## start

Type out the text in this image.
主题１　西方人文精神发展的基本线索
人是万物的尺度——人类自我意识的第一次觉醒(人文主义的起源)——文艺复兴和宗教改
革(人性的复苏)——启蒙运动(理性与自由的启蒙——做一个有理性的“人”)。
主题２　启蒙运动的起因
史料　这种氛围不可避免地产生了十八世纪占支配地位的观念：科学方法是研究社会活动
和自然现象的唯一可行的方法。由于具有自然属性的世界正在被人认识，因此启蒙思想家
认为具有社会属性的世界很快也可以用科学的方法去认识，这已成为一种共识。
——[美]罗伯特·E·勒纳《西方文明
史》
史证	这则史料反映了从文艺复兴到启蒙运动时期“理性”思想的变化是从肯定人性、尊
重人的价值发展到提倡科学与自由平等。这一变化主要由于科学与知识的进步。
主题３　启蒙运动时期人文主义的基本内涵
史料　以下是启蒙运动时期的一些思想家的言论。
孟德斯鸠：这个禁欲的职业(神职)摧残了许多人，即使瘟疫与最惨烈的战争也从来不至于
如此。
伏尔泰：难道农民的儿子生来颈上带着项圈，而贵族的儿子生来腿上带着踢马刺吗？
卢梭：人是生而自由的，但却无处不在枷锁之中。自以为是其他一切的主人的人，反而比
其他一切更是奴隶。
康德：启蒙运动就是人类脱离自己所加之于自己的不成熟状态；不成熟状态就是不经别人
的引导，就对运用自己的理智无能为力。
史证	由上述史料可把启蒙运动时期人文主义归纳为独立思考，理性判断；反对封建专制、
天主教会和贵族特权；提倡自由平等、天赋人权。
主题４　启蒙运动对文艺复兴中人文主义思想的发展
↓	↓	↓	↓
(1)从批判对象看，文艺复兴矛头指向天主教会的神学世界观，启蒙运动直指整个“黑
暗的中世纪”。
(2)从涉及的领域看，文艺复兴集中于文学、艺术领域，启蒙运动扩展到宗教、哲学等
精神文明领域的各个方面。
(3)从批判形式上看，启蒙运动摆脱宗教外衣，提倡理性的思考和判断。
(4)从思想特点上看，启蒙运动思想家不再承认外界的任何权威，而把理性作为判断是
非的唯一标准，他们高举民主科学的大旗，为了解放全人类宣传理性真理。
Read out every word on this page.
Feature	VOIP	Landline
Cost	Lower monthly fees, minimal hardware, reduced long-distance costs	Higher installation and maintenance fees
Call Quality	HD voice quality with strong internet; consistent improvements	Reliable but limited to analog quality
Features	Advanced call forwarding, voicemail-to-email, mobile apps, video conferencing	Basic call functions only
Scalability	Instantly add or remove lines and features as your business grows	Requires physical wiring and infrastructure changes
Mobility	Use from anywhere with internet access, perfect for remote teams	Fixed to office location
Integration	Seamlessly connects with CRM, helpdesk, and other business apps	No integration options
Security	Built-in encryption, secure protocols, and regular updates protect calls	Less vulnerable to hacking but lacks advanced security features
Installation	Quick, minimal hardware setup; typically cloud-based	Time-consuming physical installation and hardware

## end

Repeat all the entries word for word.

Type out the text in this image.
主题１　西方人文精神发展的基本线索
人是万物的尺度——人类自我意识的第一次觉醒(人文主义的起源)——文艺复兴和宗教改
革(人性的复苏)——启蒙运动(理性与自由的启蒙——做一个有理性的“人”)。
主题２　启蒙运动的起因
史料　这种氛围不可避免地产生了十八世纪占支配地位的观念：科学方法是研究社会活动
和自然现象的唯一可行的方法。由于具有自然属性的世界正在被人认识，因此启蒙思想家
认为具有社会属性的世界很快也可以用科学的方法去认识，这已成为一种共识。
——[美]罗伯特·E·勒纳《西方文明
史》
史证	这则史料反映了从文艺复兴到启蒙运动时期“理性”思想的变化是从肯定人性、尊
重人的价值发展到提倡科学与自由平等。这一变化主要由于科学与知识的进步。
主题３　启蒙运动时期人文主义的基本内涵
史料　以下是启蒙运动时期的一些思想家的言论。
孟德斯鸠：这个禁欲的职业(神职)摧残了许多人，即使瘟疫与最惨烈的战争也从来不至于
如此。
伏尔泰：难道农民的儿子生来颈上带着项圈，而贵族的儿子生来腿上带着踢马刺吗？
卢梭：人是生而自由的，但却无处不在枷锁之中。自以为是其他一切的主人的人，反而比
其他一切更是奴隶。
康德：启蒙运动就是人类脱离自己所加之于自己的不成熟状态；不成熟状态就是不经别人
的引导，就对运用自己的理智无能为力。
史证	由上述史料可把启蒙运动时期人文主义归纳为独立思考，理性判断；反对封建专制、
天主教会和贵族特权；提倡自由平等、天赋人权。
主题４　启蒙运动对文艺复兴中人文主义思想的发展
↓	↓	↓	↓
(1)从批判对象看，文艺复兴矛头指向天主教会的神学世界观，启蒙运动直指整个“黑
暗的中世纪”。
(2)从涉及的领域看，文艺复兴集中于文学、艺术领域，启蒙运动扩展到宗教、哲学等
精神文明领域的各个方面。
(3)从批判形式上看，启蒙运动摆脱宗教外衣，提倡理性的思考和判断。
(4)从思想特点上看，启蒙运动思想家不再承认外界的任何权威，而把理性作为判断是
非的唯一标准，他们高举民主科学的大旗，为了解放全人类宣传理性真理。
Read out every word on this page.
Feature	VOIP	Landline
Cost	Lower monthly fees, minimal hardware, reduced long-distance costs	Higher installation and maintenance fees
Call Quality	HD voice quality with strong internet; consistent improvements	Reliable but limited to analog quality
Features	Advanced call forwarding, voicemail-to-email, mobile apps, video conferencing	Basic call functions only
Scalability	Instantly add or remove lines and features as your business grows	Requires physical wiring and infrastructure changes
Mobility	Use from anywhere with internet access, perfect for remote teams	Fixed to office location
Integration	Seamlessly connects with CRM, helpdesk, and other business apps	No integration options
Security	Built-in encryption, secure protocols, and regular updates protect calls	Less vulnerable to hacking but lacks advanced security features
Installation	Quick, minimal hardware setup; typically cloud-based	Time-consuming physical installation and hardware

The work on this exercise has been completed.